→ EXERCISE INPUTS:

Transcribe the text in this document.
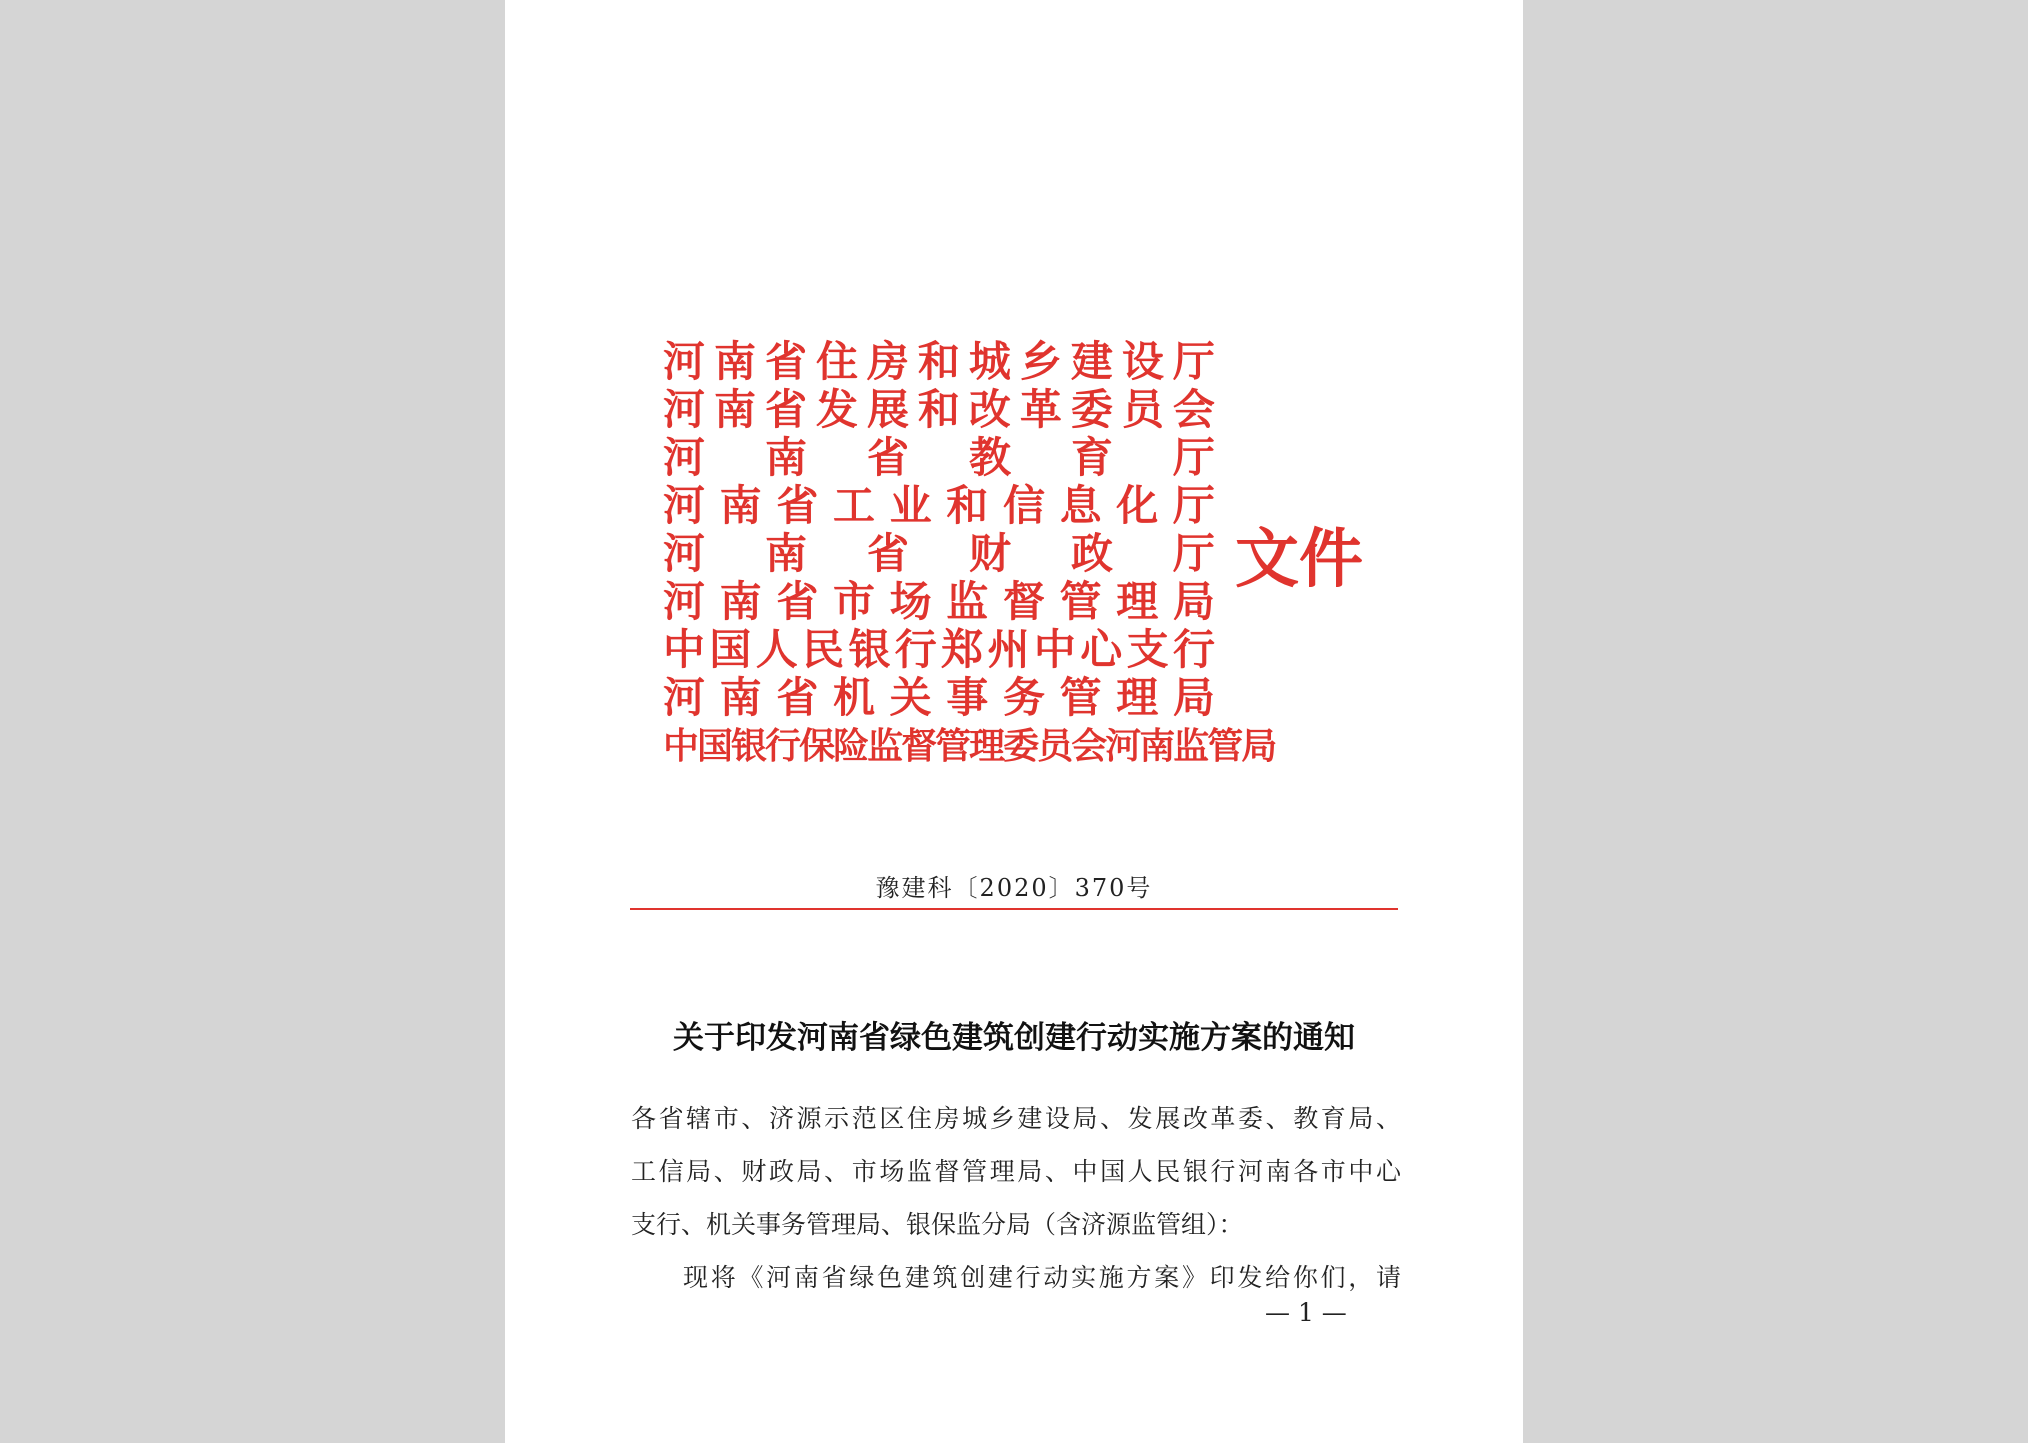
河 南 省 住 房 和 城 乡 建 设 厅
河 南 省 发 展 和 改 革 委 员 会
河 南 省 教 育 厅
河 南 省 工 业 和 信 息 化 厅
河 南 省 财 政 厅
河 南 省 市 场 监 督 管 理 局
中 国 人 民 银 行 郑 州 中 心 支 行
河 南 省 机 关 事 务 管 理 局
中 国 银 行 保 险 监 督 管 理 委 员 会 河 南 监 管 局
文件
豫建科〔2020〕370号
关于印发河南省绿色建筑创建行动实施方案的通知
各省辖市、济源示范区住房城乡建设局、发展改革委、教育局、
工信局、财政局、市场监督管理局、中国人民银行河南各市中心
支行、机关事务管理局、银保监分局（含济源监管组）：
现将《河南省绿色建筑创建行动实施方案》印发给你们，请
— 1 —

→ INSTRUCTIONS FOR THE TASK:
Every line is to be duplicated exactly, though pictures stay out.

→ THE ANSWER:
Transcribe the text in this document.
河 南 省 住 房 和 城 乡 建 设 厅
河 南 省 发 展 和 改 革 委 员 会
河 南 省 教 育 厅
河 南 省 工 业 和 信 息 化 厅
河 南 省 财 政 厅
河 南 省 市 场 监 督 管 理 局
中 国 人 民 银 行 郑 州 中 心 支 行
河 南 省 机 关 事 务 管 理 局
中 国 银 行 保 险 监 督 管 理 委 员 会 河 南 监 管 局
文件
豫建科〔2020〕370号
关于印发河南省绿色建筑创建行动实施方案的通知
各省辖市、济源示范区住房城乡建设局、发展改革委、教育局、
工信局、财政局、市场监督管理局、中国人民银行河南各市中心
支行、机关事务管理局、银保监分局（含济源监管组）：
现将《河南省绿色建筑创建行动实施方案》印发给你们，请
— 1 —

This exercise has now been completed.